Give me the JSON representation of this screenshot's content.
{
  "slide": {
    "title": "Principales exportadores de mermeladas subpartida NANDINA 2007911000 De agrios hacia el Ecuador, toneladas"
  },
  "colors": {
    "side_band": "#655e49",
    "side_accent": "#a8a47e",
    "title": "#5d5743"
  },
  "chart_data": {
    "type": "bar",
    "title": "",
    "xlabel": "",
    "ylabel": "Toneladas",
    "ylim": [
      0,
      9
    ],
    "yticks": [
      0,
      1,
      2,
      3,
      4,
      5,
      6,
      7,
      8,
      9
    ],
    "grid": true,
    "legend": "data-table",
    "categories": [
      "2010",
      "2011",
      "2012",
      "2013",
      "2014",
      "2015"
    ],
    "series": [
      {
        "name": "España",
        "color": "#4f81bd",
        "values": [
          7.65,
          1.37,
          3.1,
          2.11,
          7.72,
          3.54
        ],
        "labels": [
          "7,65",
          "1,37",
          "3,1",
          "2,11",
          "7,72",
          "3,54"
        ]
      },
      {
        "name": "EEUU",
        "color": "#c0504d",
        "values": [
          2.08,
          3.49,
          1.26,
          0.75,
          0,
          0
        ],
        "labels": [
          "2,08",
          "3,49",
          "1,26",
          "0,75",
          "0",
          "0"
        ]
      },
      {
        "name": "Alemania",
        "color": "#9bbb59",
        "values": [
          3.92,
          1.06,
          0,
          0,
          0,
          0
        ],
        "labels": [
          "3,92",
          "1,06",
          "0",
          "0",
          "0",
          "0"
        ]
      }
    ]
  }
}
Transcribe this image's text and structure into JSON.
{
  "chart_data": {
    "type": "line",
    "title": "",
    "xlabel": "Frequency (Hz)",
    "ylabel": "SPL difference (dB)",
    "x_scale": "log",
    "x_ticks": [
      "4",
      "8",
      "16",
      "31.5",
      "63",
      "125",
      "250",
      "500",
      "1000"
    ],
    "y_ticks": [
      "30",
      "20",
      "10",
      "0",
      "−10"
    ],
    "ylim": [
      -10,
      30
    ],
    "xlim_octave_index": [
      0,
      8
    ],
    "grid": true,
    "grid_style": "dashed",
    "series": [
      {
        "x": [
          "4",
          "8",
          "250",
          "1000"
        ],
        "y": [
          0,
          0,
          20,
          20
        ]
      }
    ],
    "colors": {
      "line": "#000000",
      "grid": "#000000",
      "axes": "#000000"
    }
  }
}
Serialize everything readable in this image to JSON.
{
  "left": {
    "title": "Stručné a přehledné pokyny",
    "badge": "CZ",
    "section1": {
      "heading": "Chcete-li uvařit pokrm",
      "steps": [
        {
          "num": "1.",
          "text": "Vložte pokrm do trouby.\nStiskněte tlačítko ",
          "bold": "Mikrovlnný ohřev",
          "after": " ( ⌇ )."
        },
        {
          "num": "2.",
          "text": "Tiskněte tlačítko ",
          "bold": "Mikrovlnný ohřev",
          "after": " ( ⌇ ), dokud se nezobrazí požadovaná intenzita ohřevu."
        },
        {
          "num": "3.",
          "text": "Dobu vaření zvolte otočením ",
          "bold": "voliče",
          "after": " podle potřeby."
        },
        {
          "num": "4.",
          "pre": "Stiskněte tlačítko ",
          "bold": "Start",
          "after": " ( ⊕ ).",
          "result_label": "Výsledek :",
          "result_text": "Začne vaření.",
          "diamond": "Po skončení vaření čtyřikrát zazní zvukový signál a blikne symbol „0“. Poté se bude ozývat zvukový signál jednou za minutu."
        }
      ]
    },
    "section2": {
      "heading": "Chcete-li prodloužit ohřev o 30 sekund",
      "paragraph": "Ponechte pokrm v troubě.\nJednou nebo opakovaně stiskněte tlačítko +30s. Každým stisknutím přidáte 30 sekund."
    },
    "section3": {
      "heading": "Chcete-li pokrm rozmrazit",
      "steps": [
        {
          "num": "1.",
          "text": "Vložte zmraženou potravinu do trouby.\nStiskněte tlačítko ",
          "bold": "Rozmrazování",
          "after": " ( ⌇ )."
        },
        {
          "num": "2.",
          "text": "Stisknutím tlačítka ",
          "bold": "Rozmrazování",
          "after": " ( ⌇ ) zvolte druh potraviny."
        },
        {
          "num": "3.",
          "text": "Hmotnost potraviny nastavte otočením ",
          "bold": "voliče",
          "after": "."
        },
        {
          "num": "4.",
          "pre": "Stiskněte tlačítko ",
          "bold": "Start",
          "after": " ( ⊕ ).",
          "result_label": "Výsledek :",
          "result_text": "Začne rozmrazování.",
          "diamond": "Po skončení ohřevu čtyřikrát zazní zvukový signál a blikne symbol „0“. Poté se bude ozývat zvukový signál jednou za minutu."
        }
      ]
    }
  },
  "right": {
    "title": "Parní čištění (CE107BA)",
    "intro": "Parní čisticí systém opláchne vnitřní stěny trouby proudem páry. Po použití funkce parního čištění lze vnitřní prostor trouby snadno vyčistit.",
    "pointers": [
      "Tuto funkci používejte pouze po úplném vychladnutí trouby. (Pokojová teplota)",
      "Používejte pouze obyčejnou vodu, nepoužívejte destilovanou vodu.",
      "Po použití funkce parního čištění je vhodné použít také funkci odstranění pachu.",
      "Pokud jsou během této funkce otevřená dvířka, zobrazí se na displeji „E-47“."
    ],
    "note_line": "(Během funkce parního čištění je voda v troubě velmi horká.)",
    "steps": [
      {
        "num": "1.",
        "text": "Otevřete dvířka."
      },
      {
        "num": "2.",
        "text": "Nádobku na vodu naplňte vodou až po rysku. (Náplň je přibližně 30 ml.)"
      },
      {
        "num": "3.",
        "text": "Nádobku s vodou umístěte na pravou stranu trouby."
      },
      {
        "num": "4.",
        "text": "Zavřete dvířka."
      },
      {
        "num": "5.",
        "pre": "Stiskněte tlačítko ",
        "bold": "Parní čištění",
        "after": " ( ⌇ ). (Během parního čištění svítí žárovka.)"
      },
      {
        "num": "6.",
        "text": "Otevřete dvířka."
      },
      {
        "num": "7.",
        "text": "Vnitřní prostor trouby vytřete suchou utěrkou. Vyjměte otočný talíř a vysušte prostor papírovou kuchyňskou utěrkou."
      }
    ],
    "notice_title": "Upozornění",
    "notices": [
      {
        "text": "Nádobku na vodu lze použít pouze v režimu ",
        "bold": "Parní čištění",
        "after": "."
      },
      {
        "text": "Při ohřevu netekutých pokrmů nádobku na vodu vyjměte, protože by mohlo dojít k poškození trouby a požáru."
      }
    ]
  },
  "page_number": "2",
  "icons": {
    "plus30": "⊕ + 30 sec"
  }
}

Required task: From the records above, work out how many lines contain the string "nStiskněte". Give only the number.

Written solution: 2